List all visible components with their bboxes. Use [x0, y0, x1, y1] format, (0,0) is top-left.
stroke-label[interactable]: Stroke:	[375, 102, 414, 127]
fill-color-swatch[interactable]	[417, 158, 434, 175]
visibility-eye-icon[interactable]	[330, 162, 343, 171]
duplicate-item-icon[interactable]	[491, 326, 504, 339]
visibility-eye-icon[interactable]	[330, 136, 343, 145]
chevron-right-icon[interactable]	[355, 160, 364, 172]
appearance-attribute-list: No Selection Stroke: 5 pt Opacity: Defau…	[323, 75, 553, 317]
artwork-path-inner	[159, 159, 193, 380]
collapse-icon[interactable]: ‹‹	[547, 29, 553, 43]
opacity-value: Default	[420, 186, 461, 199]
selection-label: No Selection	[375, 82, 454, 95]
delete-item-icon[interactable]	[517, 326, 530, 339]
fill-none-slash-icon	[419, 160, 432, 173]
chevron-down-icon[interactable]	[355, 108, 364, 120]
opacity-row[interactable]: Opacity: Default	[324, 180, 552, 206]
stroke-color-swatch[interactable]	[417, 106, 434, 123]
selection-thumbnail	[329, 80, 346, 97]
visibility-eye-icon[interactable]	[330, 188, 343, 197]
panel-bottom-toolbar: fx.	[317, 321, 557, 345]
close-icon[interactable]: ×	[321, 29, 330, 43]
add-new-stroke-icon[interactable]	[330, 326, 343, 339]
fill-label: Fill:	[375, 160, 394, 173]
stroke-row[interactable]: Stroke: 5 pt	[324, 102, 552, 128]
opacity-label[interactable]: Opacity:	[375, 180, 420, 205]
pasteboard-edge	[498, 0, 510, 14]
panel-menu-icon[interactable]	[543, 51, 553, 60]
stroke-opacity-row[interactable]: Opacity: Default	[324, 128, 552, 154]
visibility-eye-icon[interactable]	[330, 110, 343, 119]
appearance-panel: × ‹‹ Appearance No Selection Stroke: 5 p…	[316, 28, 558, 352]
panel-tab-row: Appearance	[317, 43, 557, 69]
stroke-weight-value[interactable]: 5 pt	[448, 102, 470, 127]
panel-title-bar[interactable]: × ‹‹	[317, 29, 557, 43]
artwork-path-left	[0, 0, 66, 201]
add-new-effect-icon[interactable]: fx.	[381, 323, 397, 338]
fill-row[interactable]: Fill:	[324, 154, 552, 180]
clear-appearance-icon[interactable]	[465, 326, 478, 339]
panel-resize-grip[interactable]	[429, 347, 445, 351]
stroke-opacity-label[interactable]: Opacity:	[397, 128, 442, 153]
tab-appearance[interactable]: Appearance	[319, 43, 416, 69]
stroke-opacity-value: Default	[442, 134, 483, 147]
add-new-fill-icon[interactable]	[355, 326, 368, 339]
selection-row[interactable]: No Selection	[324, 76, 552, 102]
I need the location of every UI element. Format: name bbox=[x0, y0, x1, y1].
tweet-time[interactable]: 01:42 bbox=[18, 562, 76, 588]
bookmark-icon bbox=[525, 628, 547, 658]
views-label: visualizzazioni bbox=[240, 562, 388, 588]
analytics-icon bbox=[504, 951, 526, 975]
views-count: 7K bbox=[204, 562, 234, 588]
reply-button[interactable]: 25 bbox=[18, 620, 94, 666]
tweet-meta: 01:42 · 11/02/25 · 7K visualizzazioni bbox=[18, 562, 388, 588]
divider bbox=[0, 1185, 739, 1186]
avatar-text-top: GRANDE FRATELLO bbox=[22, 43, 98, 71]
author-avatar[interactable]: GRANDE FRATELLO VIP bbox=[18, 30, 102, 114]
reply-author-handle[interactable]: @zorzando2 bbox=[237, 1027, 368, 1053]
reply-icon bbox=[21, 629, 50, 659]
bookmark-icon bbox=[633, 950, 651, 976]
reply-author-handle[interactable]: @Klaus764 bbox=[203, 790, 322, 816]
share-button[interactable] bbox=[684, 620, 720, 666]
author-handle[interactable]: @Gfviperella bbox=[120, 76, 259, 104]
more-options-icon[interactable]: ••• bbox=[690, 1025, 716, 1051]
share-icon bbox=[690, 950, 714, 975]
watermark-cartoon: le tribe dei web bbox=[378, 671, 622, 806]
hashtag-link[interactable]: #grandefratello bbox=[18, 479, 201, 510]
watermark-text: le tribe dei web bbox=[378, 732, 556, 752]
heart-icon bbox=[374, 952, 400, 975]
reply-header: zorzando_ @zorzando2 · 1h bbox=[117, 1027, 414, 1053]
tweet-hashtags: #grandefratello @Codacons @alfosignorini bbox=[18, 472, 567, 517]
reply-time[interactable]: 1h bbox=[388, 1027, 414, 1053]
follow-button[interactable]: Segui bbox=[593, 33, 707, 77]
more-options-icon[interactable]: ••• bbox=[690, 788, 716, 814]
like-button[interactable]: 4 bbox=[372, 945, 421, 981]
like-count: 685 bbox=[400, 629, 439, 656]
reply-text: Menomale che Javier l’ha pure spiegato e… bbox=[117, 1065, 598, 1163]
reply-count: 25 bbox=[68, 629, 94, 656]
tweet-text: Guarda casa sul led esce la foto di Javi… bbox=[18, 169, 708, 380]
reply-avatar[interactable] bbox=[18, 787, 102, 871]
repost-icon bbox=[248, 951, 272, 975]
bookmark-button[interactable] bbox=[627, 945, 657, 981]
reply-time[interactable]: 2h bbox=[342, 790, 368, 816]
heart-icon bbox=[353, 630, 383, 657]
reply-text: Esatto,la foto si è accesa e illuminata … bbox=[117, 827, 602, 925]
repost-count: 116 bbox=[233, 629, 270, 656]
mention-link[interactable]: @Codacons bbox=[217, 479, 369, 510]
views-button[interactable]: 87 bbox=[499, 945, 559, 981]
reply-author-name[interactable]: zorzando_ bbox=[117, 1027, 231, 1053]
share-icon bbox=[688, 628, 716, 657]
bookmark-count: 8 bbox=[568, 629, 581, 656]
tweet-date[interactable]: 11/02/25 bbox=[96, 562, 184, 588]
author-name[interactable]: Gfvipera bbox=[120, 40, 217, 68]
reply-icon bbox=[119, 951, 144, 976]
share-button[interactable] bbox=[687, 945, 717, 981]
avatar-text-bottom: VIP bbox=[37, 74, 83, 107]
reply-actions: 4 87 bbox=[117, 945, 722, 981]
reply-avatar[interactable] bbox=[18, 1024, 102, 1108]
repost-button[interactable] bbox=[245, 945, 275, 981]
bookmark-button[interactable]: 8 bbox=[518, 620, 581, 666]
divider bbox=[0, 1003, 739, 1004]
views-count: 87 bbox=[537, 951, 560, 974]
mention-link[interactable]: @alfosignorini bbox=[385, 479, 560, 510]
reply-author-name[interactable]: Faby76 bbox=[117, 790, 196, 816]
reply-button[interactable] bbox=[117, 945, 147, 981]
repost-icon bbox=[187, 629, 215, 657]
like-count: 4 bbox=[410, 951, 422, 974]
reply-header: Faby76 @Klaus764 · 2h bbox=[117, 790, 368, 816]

..........

*Prompt:* Edit the records above by changing every occurrence of "visibility-eye-icon" to "eye-toggle-icon", and reproduce all other text unchanged.

*Answer in full:*
List all visible components with their bboxes. Use [x0, y0, x1, y1] format, (0,0) is top-left.
stroke-label[interactable]: Stroke:	[375, 102, 414, 127]
fill-color-swatch[interactable]	[417, 158, 434, 175]
eye-toggle-icon[interactable]	[330, 162, 343, 171]
duplicate-item-icon[interactable]	[491, 326, 504, 339]
eye-toggle-icon[interactable]	[330, 136, 343, 145]
chevron-right-icon[interactable]	[355, 160, 364, 172]
appearance-attribute-list: No Selection Stroke: 5 pt Opacity: Defau…	[323, 75, 553, 317]
artwork-path-inner	[159, 159, 193, 380]
collapse-icon[interactable]: ‹‹	[547, 29, 553, 43]
opacity-value: Default	[420, 186, 461, 199]
selection-label: No Selection	[375, 82, 454, 95]
delete-item-icon[interactable]	[517, 326, 530, 339]
fill-none-slash-icon	[419, 160, 432, 173]
chevron-down-icon[interactable]	[355, 108, 364, 120]
opacity-row[interactable]: Opacity: Default	[324, 180, 552, 206]
stroke-color-swatch[interactable]	[417, 106, 434, 123]
selection-thumbnail	[329, 80, 346, 97]
eye-toggle-icon[interactable]	[330, 188, 343, 197]
panel-bottom-toolbar: fx.	[317, 321, 557, 345]
close-icon[interactable]: ×	[321, 29, 330, 43]
add-new-stroke-icon[interactable]	[330, 326, 343, 339]
fill-label: Fill:	[375, 160, 394, 173]
stroke-row[interactable]: Stroke: 5 pt	[324, 102, 552, 128]
opacity-label[interactable]: Opacity:	[375, 180, 420, 205]
pasteboard-edge	[498, 0, 510, 14]
panel-menu-icon[interactable]	[543, 51, 553, 60]
stroke-opacity-row[interactable]: Opacity: Default	[324, 128, 552, 154]
eye-toggle-icon[interactable]	[330, 110, 343, 119]
appearance-panel: × ‹‹ Appearance No Selection Stroke: 5 p…	[316, 28, 558, 352]
panel-tab-row: Appearance	[317, 43, 557, 69]
stroke-weight-value[interactable]: 5 pt	[448, 102, 470, 127]
panel-title-bar[interactable]: × ‹‹	[317, 29, 557, 43]
artwork-path-left	[0, 0, 66, 201]
add-new-effect-icon[interactable]: fx.	[381, 323, 397, 338]
fill-row[interactable]: Fill:	[324, 154, 552, 180]
clear-appearance-icon[interactable]	[465, 326, 478, 339]
panel-resize-grip[interactable]	[429, 347, 445, 351]
stroke-opacity-label[interactable]: Opacity:	[397, 128, 442, 153]
tab-appearance[interactable]: Appearance	[319, 43, 416, 69]
stroke-opacity-value: Default	[442, 134, 483, 147]
add-new-fill-icon[interactable]	[355, 326, 368, 339]
selection-row[interactable]: No Selection	[324, 76, 552, 102]
I need the location of every UI element. Format: name bbox=[x0, y0, x1, y1].
tweet-time[interactable]: 01:42 bbox=[18, 562, 76, 588]
bookmark-icon bbox=[525, 628, 547, 658]
views-label: visualizzazioni bbox=[240, 562, 388, 588]
analytics-icon bbox=[504, 951, 526, 975]
views-count: 7K bbox=[204, 562, 234, 588]
reply-button[interactable]: 25 bbox=[18, 620, 94, 666]
tweet-meta: 01:42 · 11/02/25 · 7K visualizzazioni bbox=[18, 562, 388, 588]
divider bbox=[0, 1185, 739, 1186]
avatar-text-top: GRANDE FRATELLO bbox=[22, 43, 98, 71]
author-avatar[interactable]: GRANDE FRATELLO VIP bbox=[18, 30, 102, 114]
reply-author-handle[interactable]: @zorzando2 bbox=[237, 1027, 368, 1053]
reply-icon bbox=[21, 629, 50, 659]
bookmark-icon bbox=[633, 950, 651, 976]
reply-author-handle[interactable]: @Klaus764 bbox=[203, 790, 322, 816]
share-button[interactable] bbox=[684, 620, 720, 666]
author-handle[interactable]: @Gfviperella bbox=[120, 76, 259, 104]
more-options-icon[interactable]: ••• bbox=[690, 1025, 716, 1051]
share-icon bbox=[690, 950, 714, 975]
watermark-cartoon: le tribe dei web bbox=[378, 671, 622, 806]
hashtag-link[interactable]: #grandefratello bbox=[18, 479, 201, 510]
watermark-text: le tribe dei web bbox=[378, 732, 556, 752]
heart-icon bbox=[374, 952, 400, 975]
reply-header: zorzando_ @zorzando2 · 1h bbox=[117, 1027, 414, 1053]
tweet-hashtags: #grandefratello @Codacons @alfosignorini bbox=[18, 472, 567, 517]
reply-time[interactable]: 1h bbox=[388, 1027, 414, 1053]
follow-button[interactable]: Segui bbox=[593, 33, 707, 77]
more-options-icon[interactable]: ••• bbox=[690, 788, 716, 814]
like-button[interactable]: 4 bbox=[372, 945, 421, 981]
like-count: 685 bbox=[400, 629, 439, 656]
reply-text: Menomale che Javier l’ha pure spiegato e… bbox=[117, 1065, 598, 1163]
reply-count: 25 bbox=[68, 629, 94, 656]
tweet-text: Guarda casa sul led esce la foto di Javi… bbox=[18, 169, 708, 380]
reply-avatar[interactable] bbox=[18, 787, 102, 871]
repost-icon bbox=[248, 951, 272, 975]
bookmark-button[interactable] bbox=[627, 945, 657, 981]
reply-time[interactable]: 2h bbox=[342, 790, 368, 816]
heart-icon bbox=[353, 630, 383, 657]
reply-text: Esatto,la foto si è accesa e illuminata … bbox=[117, 827, 602, 925]
repost-count: 116 bbox=[233, 629, 270, 656]
mention-link[interactable]: @Codacons bbox=[217, 479, 369, 510]
views-button[interactable]: 87 bbox=[499, 945, 559, 981]
reply-author-name[interactable]: zorzando_ bbox=[117, 1027, 231, 1053]
share-icon bbox=[688, 628, 716, 657]
bookmark-count: 8 bbox=[568, 629, 581, 656]
tweet-date[interactable]: 11/02/25 bbox=[96, 562, 184, 588]
author-name[interactable]: Gfvipera bbox=[120, 40, 217, 68]
reply-icon bbox=[119, 951, 144, 976]
share-button[interactable] bbox=[687, 945, 717, 981]
avatar-text-bottom: VIP bbox=[37, 74, 83, 107]
reply-actions: 4 87 bbox=[117, 945, 722, 981]
reply-avatar[interactable] bbox=[18, 1024, 102, 1108]
repost-button[interactable] bbox=[245, 945, 275, 981]
bookmark-button[interactable]: 8 bbox=[518, 620, 581, 666]
divider bbox=[0, 1003, 739, 1004]
views-count: 87 bbox=[537, 951, 560, 974]
mention-link[interactable]: @alfosignorini bbox=[385, 479, 560, 510]
reply-author-name[interactable]: Faby76 bbox=[117, 790, 196, 816]
reply-button[interactable] bbox=[117, 945, 147, 981]
repost-icon bbox=[187, 629, 215, 657]
like-count: 4 bbox=[410, 951, 422, 974]
reply-header: Faby76 @Klaus764 · 2h bbox=[117, 790, 368, 816]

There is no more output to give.